▶ [Aim of the task] Given the entries below, copy each of them out exactly.

▶ [The records]
....................

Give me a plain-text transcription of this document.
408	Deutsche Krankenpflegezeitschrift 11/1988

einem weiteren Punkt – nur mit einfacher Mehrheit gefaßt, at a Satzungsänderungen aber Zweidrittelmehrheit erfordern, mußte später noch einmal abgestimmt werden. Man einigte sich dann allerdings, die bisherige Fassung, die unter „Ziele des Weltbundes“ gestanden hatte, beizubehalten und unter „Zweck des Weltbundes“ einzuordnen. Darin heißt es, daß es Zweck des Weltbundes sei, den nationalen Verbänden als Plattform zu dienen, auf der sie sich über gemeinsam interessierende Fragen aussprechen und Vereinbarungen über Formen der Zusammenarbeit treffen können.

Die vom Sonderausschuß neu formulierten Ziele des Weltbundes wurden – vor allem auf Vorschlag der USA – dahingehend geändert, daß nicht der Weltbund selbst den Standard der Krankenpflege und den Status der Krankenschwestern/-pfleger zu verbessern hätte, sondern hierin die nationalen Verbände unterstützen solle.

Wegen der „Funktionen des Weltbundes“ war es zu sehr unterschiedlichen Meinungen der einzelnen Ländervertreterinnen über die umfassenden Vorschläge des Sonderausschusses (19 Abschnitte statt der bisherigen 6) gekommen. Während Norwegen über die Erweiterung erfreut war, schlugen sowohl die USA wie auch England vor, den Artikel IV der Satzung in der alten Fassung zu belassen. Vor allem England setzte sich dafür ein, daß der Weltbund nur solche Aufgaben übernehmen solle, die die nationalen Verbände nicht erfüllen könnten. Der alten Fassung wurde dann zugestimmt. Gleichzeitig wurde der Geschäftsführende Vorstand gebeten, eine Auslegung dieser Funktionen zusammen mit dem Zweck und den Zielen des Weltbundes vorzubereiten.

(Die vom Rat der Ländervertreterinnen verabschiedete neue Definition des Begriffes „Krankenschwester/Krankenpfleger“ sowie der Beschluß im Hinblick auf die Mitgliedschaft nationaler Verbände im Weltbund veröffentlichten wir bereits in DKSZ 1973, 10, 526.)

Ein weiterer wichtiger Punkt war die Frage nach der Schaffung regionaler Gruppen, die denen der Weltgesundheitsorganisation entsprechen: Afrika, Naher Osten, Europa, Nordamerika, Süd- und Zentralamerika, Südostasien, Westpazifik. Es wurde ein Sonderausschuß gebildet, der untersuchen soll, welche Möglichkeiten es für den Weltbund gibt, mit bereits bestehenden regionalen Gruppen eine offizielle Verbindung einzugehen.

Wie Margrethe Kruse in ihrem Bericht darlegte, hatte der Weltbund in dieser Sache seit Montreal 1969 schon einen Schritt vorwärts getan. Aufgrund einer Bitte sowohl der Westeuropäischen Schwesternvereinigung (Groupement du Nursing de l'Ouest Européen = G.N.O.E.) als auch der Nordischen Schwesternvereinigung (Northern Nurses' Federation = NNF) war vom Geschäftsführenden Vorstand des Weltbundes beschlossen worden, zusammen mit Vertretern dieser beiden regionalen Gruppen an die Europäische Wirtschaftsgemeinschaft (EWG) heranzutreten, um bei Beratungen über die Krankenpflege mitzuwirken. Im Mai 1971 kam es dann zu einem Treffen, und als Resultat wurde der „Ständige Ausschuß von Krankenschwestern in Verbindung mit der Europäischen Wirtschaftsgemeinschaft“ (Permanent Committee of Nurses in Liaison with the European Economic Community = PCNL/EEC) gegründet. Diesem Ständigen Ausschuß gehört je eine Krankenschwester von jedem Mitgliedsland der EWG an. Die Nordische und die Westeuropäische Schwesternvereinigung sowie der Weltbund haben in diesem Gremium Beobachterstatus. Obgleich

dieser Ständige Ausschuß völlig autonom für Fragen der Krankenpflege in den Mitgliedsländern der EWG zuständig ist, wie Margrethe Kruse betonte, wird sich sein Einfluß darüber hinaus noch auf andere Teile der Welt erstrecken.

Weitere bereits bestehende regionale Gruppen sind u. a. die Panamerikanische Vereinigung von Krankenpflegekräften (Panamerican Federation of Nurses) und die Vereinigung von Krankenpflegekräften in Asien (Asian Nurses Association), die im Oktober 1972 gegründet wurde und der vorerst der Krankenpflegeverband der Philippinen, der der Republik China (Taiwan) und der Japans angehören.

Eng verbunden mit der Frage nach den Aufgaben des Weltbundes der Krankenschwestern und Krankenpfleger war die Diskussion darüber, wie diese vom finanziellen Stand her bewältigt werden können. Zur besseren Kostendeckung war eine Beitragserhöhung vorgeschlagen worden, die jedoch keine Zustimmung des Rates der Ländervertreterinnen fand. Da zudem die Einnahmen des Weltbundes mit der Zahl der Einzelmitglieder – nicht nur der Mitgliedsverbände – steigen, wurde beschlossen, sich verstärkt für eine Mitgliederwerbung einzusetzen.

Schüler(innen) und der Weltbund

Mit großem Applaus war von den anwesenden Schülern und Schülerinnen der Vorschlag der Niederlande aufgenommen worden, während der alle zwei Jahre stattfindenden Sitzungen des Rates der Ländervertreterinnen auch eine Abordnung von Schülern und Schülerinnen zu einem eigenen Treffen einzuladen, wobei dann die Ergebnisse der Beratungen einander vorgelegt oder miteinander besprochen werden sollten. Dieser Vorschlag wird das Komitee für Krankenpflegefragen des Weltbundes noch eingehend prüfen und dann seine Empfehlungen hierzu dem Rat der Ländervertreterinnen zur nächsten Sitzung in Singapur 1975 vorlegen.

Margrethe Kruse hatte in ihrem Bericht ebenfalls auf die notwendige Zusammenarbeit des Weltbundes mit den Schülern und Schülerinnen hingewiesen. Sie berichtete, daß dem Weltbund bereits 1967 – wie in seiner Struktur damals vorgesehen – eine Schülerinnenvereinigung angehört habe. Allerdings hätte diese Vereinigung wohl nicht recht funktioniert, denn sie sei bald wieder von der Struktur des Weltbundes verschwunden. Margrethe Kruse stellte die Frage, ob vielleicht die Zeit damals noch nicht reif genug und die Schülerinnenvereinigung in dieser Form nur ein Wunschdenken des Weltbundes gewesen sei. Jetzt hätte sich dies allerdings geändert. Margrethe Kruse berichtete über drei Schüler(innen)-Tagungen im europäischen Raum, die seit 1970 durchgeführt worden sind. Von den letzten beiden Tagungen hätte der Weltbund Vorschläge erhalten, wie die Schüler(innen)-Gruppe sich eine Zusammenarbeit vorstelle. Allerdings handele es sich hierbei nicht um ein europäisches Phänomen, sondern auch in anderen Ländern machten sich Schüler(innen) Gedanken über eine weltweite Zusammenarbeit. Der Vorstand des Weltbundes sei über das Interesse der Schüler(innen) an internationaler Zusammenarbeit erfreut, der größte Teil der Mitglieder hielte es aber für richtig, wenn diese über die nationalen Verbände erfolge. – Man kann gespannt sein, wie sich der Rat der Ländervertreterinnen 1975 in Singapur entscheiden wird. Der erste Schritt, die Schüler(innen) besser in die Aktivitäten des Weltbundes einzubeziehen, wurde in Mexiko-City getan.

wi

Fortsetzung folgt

....................

▶ [Reply]
Give me a plain-text transcription of this document.
408	Deutsche Krankenpflegezeitschrift 11/1988

einem weiteren Punkt – nur mit einfacher Mehrheit gefaßt, at a Satzungsänderungen aber Zweidrittelmehrheit erfordern, mußte später noch einmal abgestimmt werden. Man einigte sich dann allerdings, die bisherige Fassung, die unter „Ziele des Weltbundes“ gestanden hatte, beizubehalten und unter „Zweck des Weltbundes“ einzuordnen. Darin heißt es, daß es Zweck des Weltbundes sei, den nationalen Verbänden als Plattform zu dienen, auf der sie sich über gemeinsam interessierende Fragen aussprechen und Vereinbarungen über Formen der Zusammenarbeit treffen können.

Die vom Sonderausschuß neu formulierten Ziele des Weltbundes wurden – vor allem auf Vorschlag der USA – dahingehend geändert, daß nicht der Weltbund selbst den Standard der Krankenpflege und den Status der Krankenschwestern/-pfleger zu verbessern hätte, sondern hierin die nationalen Verbände unterstützen solle.

Wegen der „Funktionen des Weltbundes“ war es zu sehr unterschiedlichen Meinungen der einzelnen Ländervertreterinnen über die umfassenden Vorschläge des Sonderausschusses (19 Abschnitte statt der bisherigen 6) gekommen. Während Norwegen über die Erweiterung erfreut war, schlugen sowohl die USA wie auch England vor, den Artikel IV der Satzung in der alten Fassung zu belassen. Vor allem England setzte sich dafür ein, daß der Weltbund nur solche Aufgaben übernehmen solle, die die nationalen Verbände nicht erfüllen könnten. Der alten Fassung wurde dann zugestimmt. Gleichzeitig wurde der Geschäftsführende Vorstand gebeten, eine Auslegung dieser Funktionen zusammen mit dem Zweck und den Zielen des Weltbundes vorzubereiten.

(Die vom Rat der Ländervertreterinnen verabschiedete neue Definition des Begriffes „Krankenschwester/Krankenpfleger“ sowie der Beschluß im Hinblick auf die Mitgliedschaft nationaler Verbände im Weltbund veröffentlichten wir bereits in DKSZ 1973, 10, 526.)

Ein weiterer wichtiger Punkt war die Frage nach der Schaffung regionaler Gruppen, die denen der Weltgesundheitsorganisation entsprechen: Afrika, Naher Osten, Europa, Nordamerika, Süd- und Zentralamerika, Südostasien, Westpazifik. Es wurde ein Sonderausschuß gebildet, der untersuchen soll, welche Möglichkeiten es für den Weltbund gibt, mit bereits bestehenden regionalen Gruppen eine offizielle Verbindung einzugehen.

Wie Margrethe Kruse in ihrem Bericht darlegte, hatte der Weltbund in dieser Sache seit Montreal 1969 schon einen Schritt vorwärts getan. Aufgrund einer Bitte sowohl der Westeuropäischen Schwesternvereinigung (Groupement du Nursing de l'Ouest Européen = G.N.O.E.) als auch der Nordischen Schwesternvereinigung (Northern Nurses' Federation = NNF) war vom Geschäftsführenden Vorstand des Weltbundes beschlossen worden, zusammen mit Vertretern dieser beiden regionalen Gruppen an die Europäische Wirtschaftsgemeinschaft (EWG) heranzutreten, um bei Beratungen über die Krankenpflege mitzuwirken. Im Mai 1971 kam es dann zu einem Treffen, und als Resultat wurde der „Ständige Ausschuß von Krankenschwestern in Verbindung mit der Europäischen Wirtschaftsgemeinschaft“ (Permanent Committee of Nurses in Liaison with the European Economic Community = PCNL/EEC) gegründet. Diesem Ständigen Ausschuß gehört je eine Krankenschwester von jedem Mitgliedsland der EWG an. Die Nordische und die Westeuropäische Schwesternvereinigung sowie der Weltbund haben in diesem Gremium Beobachterstatus. Obgleich

dieser Ständige Ausschuß völlig autonom für Fragen der Krankenpflege in den Mitgliedsländern der EWG zuständig ist, wie Margrethe Kruse betonte, wird sich sein Einfluß darüber hinaus noch auf andere Teile der Welt erstrecken.

Weitere bereits bestehende regionale Gruppen sind u. a. die Panamerikanische Vereinigung von Krankenpflegekräften (Panamerican Federation of Nurses) und die Vereinigung von Krankenpflegekräften in Asien (Asian Nurses Association), die im Oktober 1972 gegründet wurde und der vorerst der Krankenpflegeverband der Philippinen, der der Republik China (Taiwan) und der Japans angehören.

Eng verbunden mit der Frage nach den Aufgaben des Weltbundes der Krankenschwestern und Krankenpfleger war die Diskussion darüber, wie diese vom finanziellen Stand her bewältigt werden können. Zur besseren Kostendeckung war eine Beitragserhöhung vorgeschlagen worden, die jedoch keine Zustimmung des Rates der Ländervertreterinnen fand. Da zudem die Einnahmen des Weltbundes mit der Zahl der Einzelmitglieder – nicht nur der Mitgliedsverbände – steigen, wurde beschlossen, sich verstärkt für eine Mitgliederwerbung einzusetzen.

Schüler(innen) und der Weltbund

Mit großem Applaus war von den anwesenden Schülern und Schülerinnen der Vorschlag der Niederlande aufgenommen worden, während der alle zwei Jahre stattfindenden Sitzungen des Rates der Ländervertreterinnen auch eine Abordnung von Schülern und Schülerinnen zu einem eigenen Treffen einzuladen, wobei dann die Ergebnisse der Beratungen einander vorgelegt oder miteinander besprochen werden sollten. Dieser Vorschlag wird das Komitee für Krankenpflegefragen des Weltbundes noch eingehend prüfen und dann seine Empfehlungen hierzu dem Rat der Ländervertreterinnen zur nächsten Sitzung in Singapur 1975 vorlegen.

Margrethe Kruse hatte in ihrem Bericht ebenfalls auf die notwendige Zusammenarbeit des Weltbundes mit den Schülern und Schülerinnen hingewiesen. Sie berichtete, daß dem Weltbund bereits 1967 – wie in seiner Struktur damals vorgesehen – eine Schülerinnenvereinigung angehört habe. Allerdings hätte diese Vereinigung wohl nicht recht funktioniert, denn sie sei bald wieder von der Struktur des Weltbundes verschwunden. Margrethe Kruse stellte die Frage, ob vielleicht die Zeit damals noch nicht reif genug und die Schülerinnenvereinigung in dieser Form nur ein Wunschdenken des Weltbundes gewesen sei. Jetzt hätte sich dies allerdings geändert. Margrethe Kruse berichtete über drei Schüler(innen)-Tagungen im europäischen Raum, die seit 1970 durchgeführt worden sind. Von den letzten beiden Tagungen hätte der Weltbund Vorschläge erhalten, wie die Schüler(innen)-Gruppe sich eine Zusammenarbeit vorstelle. Allerdings handele es sich hierbei nicht um ein europäisches Phänomen, sondern auch in anderen Ländern machten sich Schüler(innen) Gedanken über eine weltweite Zusammenarbeit. Der Vorstand des Weltbundes sei über das Interesse der Schüler(innen) an internationaler Zusammenarbeit erfreut, der größte Teil der Mitglieder hielte es aber für richtig, wenn diese über die nationalen Verbände erfolge. – Man kann gespannt sein, wie sich der Rat der Ländervertreterinnen 1975 in Singapur entscheiden wird. Der erste Schritt, die Schüler(innen) besser in die Aktivitäten des Weltbundes einzubeziehen, wurde in Mexiko-City getan.

wi

Fortsetzung folgt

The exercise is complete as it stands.